Return every line of the data below that includes the string "врачей".

........

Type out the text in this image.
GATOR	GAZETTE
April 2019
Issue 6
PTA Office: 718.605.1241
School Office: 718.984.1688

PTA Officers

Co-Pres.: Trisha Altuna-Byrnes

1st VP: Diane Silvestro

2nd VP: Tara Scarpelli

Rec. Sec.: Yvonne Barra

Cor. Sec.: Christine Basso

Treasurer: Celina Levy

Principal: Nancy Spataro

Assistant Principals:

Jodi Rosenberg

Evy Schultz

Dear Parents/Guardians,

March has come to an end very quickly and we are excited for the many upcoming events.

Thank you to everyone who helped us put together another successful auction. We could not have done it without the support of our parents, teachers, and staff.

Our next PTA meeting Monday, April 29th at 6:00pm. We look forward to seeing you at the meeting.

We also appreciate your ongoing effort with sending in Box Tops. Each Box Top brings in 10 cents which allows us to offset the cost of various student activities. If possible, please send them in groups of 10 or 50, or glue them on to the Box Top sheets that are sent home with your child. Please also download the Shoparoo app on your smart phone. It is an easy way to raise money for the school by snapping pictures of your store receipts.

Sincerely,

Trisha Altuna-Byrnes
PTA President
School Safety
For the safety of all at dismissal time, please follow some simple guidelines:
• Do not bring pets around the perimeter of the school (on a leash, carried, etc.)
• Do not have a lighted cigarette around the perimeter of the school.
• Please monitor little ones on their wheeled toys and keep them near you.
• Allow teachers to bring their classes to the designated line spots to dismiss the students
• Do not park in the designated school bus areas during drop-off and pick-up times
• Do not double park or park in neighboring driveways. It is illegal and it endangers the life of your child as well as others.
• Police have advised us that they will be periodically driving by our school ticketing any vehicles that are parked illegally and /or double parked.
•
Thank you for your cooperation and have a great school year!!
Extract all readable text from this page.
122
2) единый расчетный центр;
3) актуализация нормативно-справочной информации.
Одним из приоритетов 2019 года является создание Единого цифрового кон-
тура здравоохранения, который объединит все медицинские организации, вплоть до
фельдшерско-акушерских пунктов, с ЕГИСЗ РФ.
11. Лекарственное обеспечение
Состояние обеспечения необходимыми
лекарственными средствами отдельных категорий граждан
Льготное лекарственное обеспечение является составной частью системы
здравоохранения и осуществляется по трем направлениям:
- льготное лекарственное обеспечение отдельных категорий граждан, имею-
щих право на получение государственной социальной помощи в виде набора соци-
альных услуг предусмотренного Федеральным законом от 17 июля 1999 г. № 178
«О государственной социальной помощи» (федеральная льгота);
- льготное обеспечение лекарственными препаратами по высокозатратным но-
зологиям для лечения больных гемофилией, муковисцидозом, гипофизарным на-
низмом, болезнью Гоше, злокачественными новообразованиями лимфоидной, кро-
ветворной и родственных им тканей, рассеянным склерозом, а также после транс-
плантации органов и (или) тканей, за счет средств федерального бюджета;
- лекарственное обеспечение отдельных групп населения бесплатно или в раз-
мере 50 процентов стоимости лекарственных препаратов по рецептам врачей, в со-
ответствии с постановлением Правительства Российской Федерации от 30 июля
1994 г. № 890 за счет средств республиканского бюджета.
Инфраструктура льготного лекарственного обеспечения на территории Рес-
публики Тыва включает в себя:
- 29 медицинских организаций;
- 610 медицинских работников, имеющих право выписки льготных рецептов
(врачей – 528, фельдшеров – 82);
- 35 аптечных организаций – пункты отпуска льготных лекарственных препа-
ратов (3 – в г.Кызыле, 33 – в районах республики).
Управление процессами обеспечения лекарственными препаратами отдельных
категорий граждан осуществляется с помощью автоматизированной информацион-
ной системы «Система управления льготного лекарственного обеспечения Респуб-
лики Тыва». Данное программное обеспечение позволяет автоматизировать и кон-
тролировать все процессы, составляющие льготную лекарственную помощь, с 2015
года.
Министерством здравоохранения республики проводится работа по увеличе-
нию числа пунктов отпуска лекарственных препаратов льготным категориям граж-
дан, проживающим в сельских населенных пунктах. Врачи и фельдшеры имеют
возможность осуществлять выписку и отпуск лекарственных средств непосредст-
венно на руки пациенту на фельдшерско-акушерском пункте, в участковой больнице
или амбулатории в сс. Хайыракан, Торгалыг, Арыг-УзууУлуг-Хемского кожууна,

........

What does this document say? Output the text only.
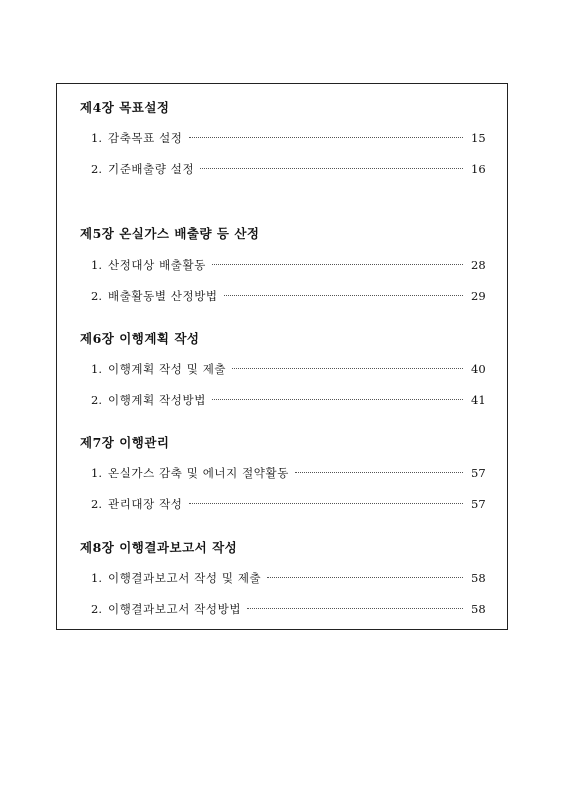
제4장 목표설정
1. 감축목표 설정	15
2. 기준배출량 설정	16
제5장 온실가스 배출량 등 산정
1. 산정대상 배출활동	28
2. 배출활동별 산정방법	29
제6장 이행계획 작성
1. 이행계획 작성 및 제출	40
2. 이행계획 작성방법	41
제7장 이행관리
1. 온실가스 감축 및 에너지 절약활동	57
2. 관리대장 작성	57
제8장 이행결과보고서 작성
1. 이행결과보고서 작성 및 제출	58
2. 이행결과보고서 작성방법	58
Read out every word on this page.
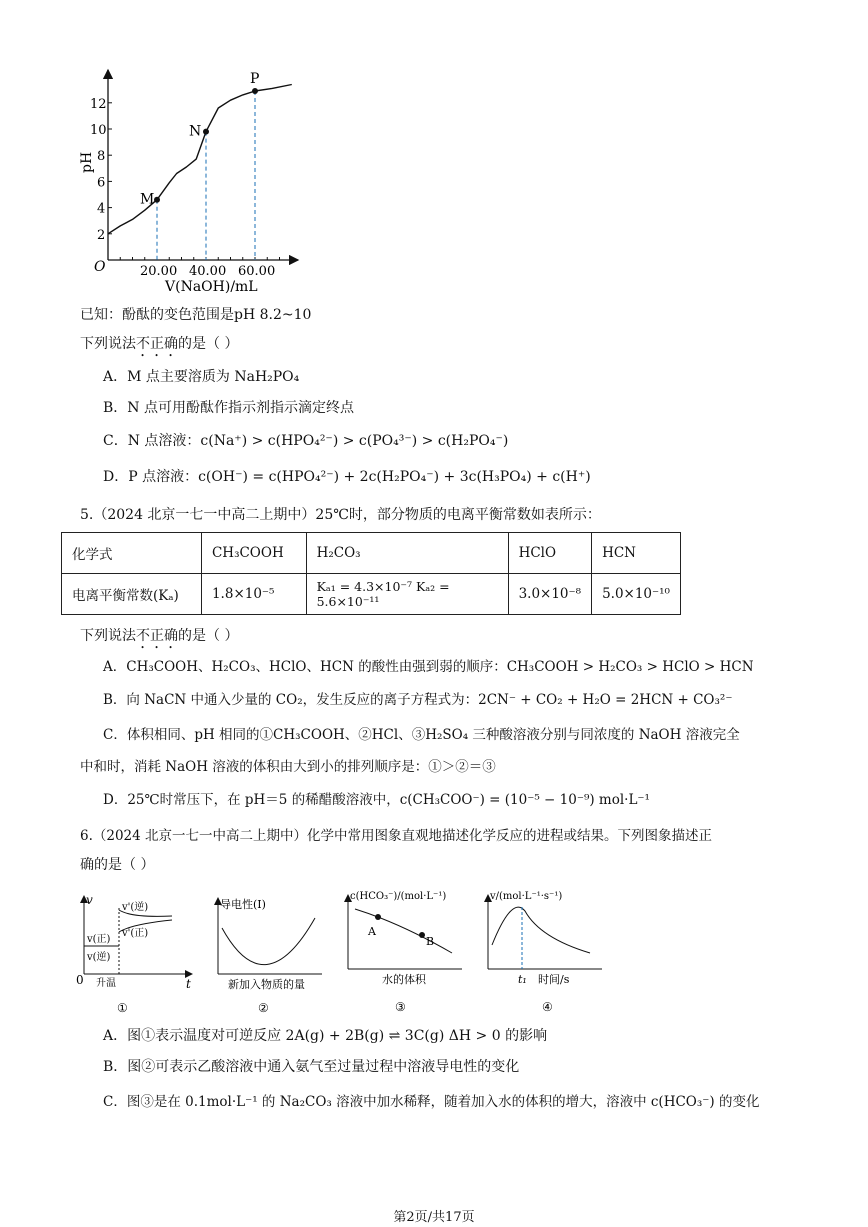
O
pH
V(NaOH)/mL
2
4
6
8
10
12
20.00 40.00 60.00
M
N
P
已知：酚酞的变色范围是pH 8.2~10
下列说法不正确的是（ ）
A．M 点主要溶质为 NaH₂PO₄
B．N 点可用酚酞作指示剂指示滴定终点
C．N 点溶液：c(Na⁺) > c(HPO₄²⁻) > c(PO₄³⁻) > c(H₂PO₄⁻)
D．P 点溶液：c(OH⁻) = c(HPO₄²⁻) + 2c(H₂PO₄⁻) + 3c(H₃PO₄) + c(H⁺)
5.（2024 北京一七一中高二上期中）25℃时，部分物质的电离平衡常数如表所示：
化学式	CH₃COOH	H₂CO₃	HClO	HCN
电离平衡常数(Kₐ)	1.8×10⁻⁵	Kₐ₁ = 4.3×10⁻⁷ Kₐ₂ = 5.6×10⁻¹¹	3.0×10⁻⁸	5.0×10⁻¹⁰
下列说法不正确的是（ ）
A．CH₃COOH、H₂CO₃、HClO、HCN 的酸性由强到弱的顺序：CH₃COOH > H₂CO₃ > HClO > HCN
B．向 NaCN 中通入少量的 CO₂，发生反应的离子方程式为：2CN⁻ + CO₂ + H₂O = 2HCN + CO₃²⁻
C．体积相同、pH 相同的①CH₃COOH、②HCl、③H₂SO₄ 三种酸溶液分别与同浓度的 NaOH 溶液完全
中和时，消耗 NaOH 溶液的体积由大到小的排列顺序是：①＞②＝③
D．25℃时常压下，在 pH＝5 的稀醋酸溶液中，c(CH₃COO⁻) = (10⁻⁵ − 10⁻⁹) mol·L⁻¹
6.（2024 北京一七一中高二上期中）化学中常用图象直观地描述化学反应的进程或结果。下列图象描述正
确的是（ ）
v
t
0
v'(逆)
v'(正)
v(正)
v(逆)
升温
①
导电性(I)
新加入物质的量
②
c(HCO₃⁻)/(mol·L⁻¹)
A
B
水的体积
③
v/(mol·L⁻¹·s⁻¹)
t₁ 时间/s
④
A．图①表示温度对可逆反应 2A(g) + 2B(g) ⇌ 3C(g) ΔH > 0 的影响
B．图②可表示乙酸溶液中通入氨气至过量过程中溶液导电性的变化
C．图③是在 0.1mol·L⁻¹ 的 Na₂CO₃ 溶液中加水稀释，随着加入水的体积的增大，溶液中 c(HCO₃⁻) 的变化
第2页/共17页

........

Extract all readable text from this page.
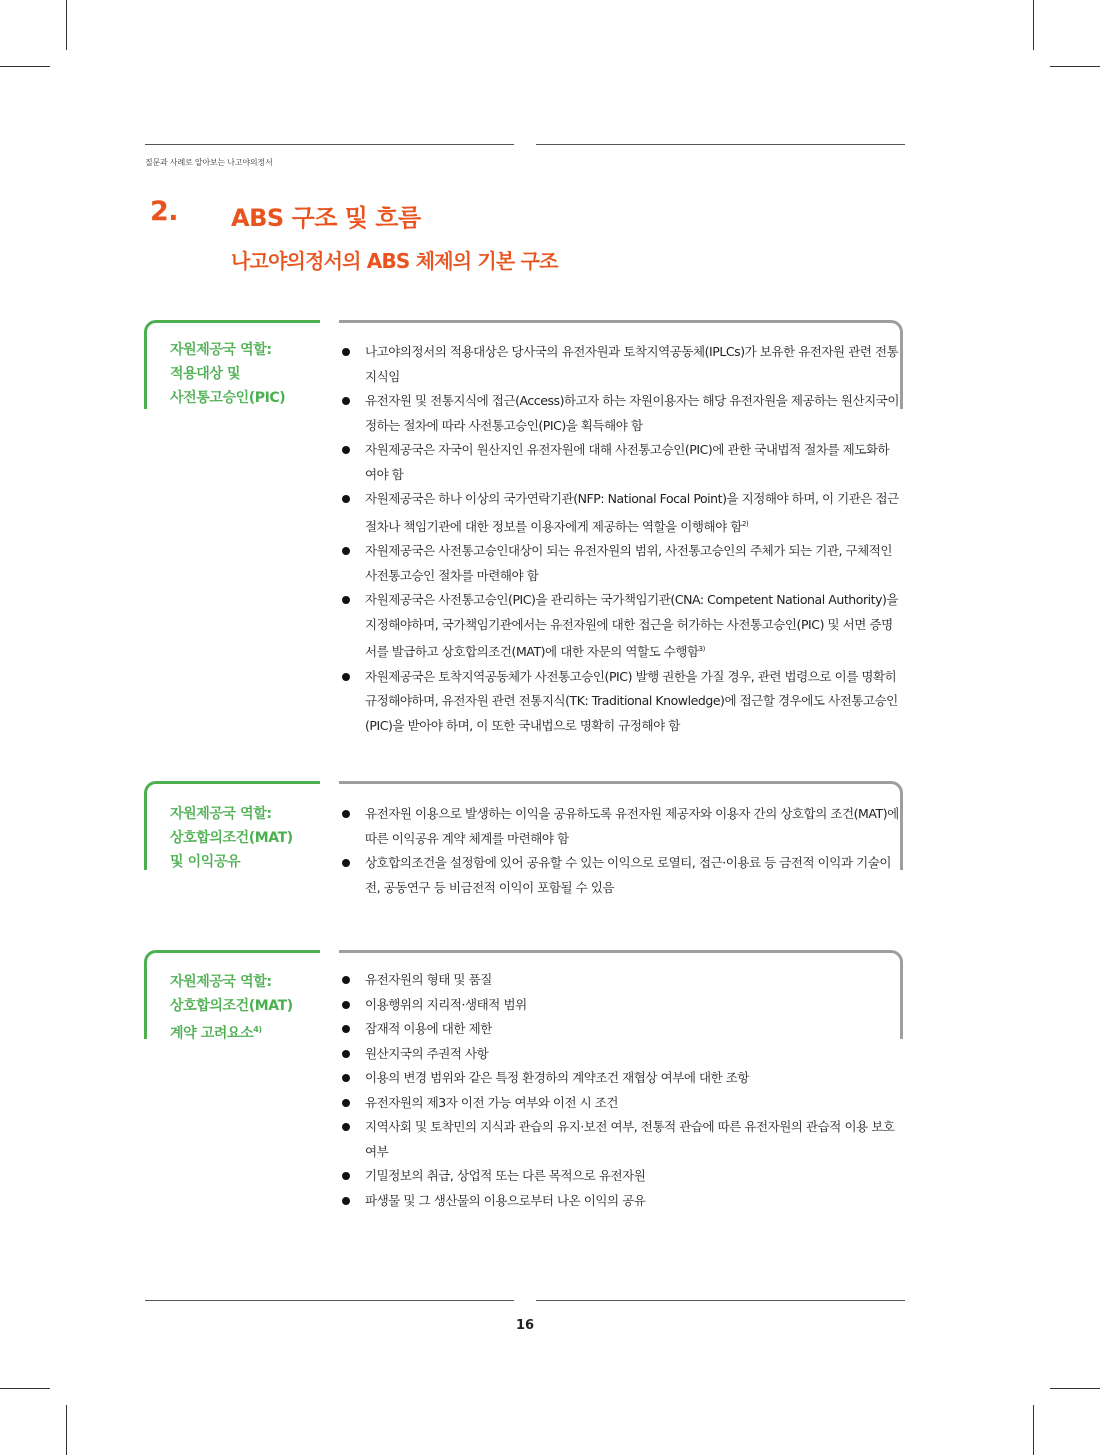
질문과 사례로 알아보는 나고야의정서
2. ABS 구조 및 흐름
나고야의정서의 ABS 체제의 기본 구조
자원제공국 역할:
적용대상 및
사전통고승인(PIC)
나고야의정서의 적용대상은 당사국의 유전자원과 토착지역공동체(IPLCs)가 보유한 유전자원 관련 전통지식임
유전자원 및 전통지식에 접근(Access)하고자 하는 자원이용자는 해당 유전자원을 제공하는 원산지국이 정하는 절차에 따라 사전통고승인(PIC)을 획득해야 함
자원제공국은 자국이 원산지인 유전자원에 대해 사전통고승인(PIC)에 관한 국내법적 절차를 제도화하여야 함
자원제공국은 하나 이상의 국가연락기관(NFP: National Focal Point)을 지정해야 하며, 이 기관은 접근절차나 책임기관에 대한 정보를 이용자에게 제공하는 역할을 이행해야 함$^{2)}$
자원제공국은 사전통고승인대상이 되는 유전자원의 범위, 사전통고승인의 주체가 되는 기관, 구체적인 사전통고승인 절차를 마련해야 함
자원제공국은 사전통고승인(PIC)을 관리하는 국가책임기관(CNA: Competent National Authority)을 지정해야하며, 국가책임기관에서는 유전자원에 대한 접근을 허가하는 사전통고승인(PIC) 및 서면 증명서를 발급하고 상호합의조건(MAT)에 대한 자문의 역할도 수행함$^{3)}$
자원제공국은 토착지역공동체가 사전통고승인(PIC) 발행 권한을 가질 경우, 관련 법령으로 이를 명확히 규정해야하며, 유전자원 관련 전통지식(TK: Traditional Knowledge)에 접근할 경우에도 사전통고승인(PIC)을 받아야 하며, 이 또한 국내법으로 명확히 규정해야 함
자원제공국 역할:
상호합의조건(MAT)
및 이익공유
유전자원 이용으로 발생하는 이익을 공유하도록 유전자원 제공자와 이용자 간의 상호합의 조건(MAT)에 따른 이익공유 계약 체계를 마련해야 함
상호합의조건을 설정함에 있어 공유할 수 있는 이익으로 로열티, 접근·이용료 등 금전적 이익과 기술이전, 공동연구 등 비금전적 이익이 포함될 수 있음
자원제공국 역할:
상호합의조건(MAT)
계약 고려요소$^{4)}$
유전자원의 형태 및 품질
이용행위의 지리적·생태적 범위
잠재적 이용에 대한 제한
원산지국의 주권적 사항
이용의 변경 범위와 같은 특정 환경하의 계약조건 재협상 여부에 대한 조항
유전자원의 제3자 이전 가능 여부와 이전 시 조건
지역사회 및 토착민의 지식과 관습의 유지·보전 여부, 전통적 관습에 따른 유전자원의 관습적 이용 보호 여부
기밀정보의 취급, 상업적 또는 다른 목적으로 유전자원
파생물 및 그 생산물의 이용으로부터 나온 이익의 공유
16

........

◆ EXERCISE SOLUTION ◆
мере 50 процентов стоимости лекарственных препаратов по рецептам врачей, в со-
(врачей – 528, фельдшеров – 82);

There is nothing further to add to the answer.